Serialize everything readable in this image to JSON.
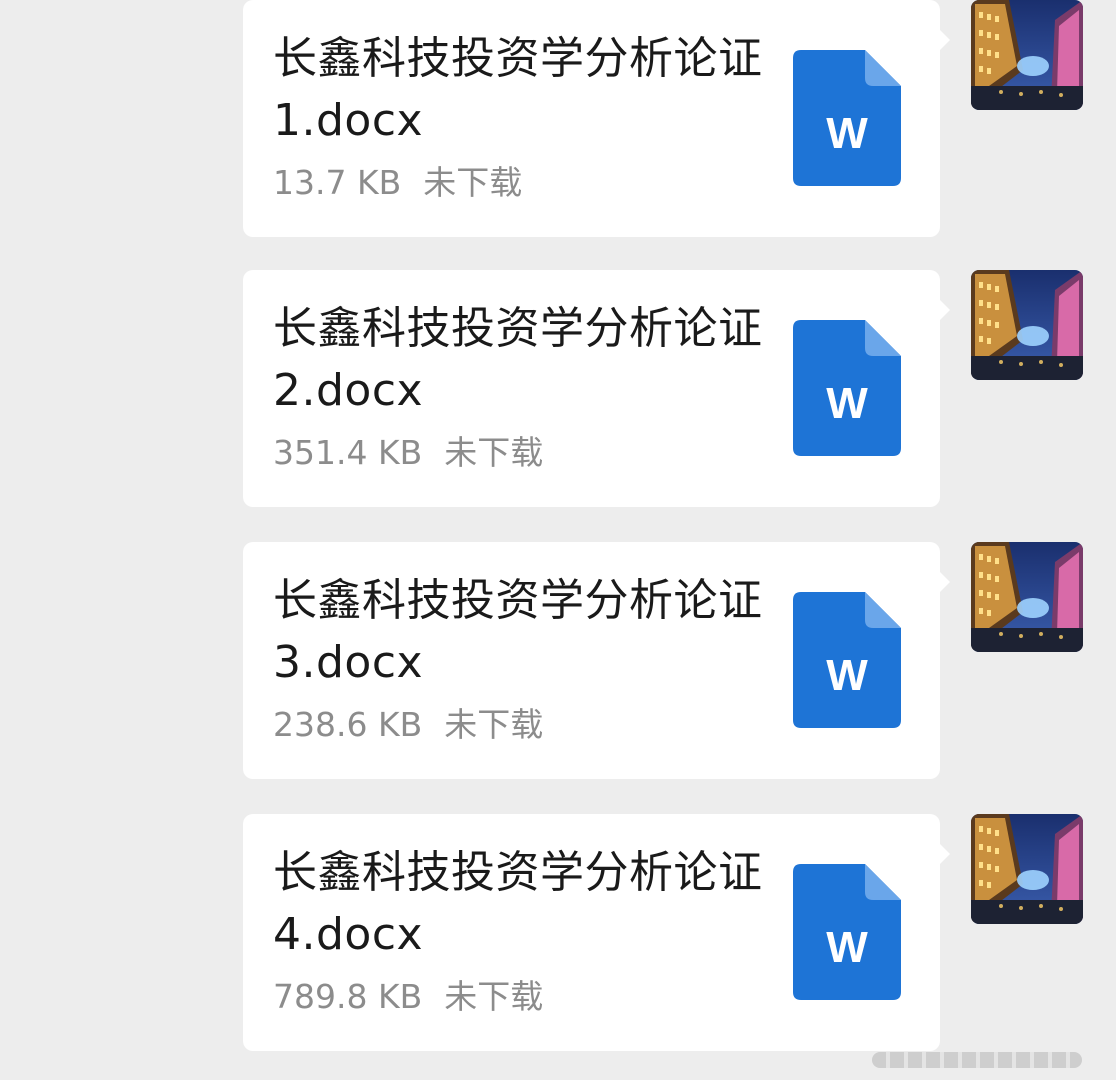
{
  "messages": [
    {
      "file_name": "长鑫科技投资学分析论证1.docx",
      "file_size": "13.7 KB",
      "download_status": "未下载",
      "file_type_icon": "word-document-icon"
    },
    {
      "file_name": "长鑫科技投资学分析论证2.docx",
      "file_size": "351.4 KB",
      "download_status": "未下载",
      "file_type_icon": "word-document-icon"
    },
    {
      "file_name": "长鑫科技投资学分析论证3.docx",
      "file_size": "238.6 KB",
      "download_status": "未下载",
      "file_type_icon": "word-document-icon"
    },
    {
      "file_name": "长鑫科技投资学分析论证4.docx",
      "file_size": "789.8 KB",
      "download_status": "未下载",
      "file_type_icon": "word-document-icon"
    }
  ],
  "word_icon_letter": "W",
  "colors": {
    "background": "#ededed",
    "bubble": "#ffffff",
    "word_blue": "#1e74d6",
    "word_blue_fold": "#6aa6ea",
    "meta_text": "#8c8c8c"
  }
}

:::::

▶ The problem:
From the data above, gather every line that includes the word "docx".

▶ Result for this exercise:
      "file_name": "长鑫科技投资学分析论证1.docx",
      "file_name": "长鑫科技投资学分析论证2.docx",
      "file_name": "长鑫科技投资学分析论证3.docx",
      "file_name": "长鑫科技投资学分析论证4.docx",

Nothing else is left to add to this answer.